# WORK REQUIRED
Copy all lines in which the word "Charlkar" can be found.

━━━ MATERIAL SHOWN

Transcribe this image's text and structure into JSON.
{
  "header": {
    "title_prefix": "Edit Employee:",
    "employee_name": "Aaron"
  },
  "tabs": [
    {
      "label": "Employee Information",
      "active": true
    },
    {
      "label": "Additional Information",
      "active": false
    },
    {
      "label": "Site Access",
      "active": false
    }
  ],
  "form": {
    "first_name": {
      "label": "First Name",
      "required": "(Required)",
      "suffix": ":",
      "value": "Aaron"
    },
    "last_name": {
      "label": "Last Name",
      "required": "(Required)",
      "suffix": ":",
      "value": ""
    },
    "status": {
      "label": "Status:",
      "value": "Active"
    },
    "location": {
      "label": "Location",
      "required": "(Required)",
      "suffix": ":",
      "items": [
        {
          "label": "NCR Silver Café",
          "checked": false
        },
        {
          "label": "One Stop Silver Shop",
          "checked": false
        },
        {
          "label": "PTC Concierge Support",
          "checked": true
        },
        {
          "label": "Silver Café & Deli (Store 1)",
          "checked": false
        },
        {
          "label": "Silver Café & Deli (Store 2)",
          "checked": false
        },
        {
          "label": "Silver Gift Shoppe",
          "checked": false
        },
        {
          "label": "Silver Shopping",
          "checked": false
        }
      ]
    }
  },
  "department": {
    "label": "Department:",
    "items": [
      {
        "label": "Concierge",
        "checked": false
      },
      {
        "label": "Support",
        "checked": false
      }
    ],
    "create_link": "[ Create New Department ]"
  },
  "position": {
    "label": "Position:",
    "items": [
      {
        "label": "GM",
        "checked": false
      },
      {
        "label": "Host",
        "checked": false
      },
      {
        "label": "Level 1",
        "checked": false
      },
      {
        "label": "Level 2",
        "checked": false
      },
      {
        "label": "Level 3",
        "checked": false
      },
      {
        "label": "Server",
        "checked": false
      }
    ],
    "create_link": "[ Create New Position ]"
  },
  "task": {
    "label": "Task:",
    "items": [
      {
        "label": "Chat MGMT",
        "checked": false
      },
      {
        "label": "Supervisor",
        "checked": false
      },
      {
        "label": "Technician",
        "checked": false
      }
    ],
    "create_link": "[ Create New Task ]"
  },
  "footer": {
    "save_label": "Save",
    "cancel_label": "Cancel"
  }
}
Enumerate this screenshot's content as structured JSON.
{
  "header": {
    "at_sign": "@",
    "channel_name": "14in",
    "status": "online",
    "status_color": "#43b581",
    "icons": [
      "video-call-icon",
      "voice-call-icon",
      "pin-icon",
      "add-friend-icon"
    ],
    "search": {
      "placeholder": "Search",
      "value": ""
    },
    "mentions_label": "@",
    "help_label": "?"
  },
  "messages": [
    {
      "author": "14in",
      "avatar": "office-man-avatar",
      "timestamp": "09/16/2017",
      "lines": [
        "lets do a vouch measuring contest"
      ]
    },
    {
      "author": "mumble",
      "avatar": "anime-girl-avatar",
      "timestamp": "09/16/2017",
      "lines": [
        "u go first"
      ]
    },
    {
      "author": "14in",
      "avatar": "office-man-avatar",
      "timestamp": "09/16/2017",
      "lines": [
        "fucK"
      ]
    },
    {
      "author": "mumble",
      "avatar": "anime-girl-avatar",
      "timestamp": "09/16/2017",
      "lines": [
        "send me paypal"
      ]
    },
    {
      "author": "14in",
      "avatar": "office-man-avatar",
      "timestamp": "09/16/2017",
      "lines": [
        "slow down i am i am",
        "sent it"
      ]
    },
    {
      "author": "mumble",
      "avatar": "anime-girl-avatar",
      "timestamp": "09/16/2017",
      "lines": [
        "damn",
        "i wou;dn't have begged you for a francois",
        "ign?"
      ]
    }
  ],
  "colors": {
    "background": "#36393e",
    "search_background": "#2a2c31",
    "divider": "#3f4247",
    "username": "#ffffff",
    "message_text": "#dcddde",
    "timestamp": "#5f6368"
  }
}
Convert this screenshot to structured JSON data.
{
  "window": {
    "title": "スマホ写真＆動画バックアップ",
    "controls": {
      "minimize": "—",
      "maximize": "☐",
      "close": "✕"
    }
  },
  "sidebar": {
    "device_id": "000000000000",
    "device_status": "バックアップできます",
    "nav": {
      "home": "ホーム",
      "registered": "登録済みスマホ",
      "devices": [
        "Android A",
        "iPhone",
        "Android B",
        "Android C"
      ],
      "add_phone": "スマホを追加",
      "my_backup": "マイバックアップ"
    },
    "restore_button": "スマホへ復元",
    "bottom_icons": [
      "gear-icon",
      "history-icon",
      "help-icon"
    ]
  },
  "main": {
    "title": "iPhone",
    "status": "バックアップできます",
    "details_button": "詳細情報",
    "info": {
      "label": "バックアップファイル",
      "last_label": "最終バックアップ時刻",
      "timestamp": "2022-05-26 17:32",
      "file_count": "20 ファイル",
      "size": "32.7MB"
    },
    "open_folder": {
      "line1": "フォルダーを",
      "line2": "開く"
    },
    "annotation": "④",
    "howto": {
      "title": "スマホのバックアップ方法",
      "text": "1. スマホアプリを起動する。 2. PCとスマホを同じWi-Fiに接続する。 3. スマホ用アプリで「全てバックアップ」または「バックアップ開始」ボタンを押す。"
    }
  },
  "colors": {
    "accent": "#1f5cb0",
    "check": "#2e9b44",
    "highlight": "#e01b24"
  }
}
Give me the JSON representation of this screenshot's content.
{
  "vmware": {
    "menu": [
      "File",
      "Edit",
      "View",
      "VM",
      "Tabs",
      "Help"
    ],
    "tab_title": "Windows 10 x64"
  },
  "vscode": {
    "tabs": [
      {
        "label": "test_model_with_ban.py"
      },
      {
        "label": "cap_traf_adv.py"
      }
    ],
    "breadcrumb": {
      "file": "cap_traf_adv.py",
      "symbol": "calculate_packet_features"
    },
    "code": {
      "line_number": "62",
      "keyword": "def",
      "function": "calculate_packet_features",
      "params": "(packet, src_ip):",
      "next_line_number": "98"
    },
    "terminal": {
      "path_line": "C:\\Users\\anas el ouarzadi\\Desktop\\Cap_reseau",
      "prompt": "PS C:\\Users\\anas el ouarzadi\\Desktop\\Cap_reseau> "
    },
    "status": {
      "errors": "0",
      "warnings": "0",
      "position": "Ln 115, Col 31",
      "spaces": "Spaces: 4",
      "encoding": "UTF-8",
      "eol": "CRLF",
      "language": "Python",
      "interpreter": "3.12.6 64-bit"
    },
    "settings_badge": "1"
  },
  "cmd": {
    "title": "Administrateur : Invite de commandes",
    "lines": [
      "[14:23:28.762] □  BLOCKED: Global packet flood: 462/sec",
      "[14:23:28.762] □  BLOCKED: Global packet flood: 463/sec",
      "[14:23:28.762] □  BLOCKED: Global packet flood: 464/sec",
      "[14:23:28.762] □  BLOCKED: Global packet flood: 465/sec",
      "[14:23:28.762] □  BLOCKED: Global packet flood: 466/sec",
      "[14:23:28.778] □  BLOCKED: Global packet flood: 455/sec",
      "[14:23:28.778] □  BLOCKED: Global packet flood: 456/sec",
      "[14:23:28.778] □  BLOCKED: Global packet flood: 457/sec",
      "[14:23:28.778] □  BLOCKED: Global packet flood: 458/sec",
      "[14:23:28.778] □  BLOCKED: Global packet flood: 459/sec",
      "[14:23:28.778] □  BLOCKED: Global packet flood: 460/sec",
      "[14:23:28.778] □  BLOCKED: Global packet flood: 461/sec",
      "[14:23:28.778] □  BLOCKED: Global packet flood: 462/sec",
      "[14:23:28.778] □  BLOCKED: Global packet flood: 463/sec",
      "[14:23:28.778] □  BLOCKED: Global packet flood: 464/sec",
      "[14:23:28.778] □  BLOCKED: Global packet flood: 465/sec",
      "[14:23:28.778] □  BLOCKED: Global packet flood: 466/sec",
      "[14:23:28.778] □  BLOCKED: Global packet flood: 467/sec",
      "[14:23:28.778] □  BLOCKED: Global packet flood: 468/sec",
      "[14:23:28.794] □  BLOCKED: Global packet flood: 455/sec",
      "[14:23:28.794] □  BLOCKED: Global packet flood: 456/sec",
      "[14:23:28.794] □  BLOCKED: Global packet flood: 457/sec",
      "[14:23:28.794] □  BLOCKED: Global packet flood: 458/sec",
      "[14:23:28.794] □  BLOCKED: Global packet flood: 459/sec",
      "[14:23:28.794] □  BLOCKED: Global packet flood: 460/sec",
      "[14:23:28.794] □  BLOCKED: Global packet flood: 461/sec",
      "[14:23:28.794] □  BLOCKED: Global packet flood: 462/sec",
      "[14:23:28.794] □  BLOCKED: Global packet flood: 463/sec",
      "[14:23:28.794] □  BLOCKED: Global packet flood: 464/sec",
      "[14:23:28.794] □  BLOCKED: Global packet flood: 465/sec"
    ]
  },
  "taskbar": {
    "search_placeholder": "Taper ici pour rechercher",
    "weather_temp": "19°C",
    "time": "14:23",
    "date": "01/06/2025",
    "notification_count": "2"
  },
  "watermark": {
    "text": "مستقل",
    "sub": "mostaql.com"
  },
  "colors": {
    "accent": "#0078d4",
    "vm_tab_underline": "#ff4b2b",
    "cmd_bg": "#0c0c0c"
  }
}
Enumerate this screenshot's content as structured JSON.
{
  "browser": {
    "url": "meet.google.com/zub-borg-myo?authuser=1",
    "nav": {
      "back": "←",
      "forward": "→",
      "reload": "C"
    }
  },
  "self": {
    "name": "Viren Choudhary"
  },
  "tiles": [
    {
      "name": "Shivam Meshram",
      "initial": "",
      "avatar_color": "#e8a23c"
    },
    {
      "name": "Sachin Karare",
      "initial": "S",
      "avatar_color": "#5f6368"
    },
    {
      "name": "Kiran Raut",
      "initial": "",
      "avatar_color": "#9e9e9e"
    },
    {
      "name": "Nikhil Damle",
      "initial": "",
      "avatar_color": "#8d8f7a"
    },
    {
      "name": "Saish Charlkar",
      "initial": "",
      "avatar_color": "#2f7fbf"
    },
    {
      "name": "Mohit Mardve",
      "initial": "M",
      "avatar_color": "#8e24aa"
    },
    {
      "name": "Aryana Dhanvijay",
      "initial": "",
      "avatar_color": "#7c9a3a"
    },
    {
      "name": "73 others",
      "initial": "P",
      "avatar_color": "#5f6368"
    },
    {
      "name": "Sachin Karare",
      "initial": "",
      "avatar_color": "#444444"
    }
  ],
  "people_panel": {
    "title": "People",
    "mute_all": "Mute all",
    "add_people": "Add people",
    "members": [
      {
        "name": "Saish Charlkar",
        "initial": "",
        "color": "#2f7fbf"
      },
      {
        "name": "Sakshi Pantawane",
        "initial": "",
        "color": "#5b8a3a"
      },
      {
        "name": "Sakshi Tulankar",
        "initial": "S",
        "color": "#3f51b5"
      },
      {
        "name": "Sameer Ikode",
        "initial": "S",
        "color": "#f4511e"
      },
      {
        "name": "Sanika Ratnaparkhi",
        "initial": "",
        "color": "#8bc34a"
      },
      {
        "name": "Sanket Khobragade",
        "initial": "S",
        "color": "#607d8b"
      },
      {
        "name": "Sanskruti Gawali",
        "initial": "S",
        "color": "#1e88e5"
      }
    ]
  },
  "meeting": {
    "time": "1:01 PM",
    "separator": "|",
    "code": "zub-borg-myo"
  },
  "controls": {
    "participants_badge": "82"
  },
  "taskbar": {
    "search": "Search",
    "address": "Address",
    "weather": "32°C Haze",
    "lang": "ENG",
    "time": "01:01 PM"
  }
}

━━━━━━

# COMPLETED EXERCISE
      "name": "Saish Charlkar",
        "name": "Saish Charlkar",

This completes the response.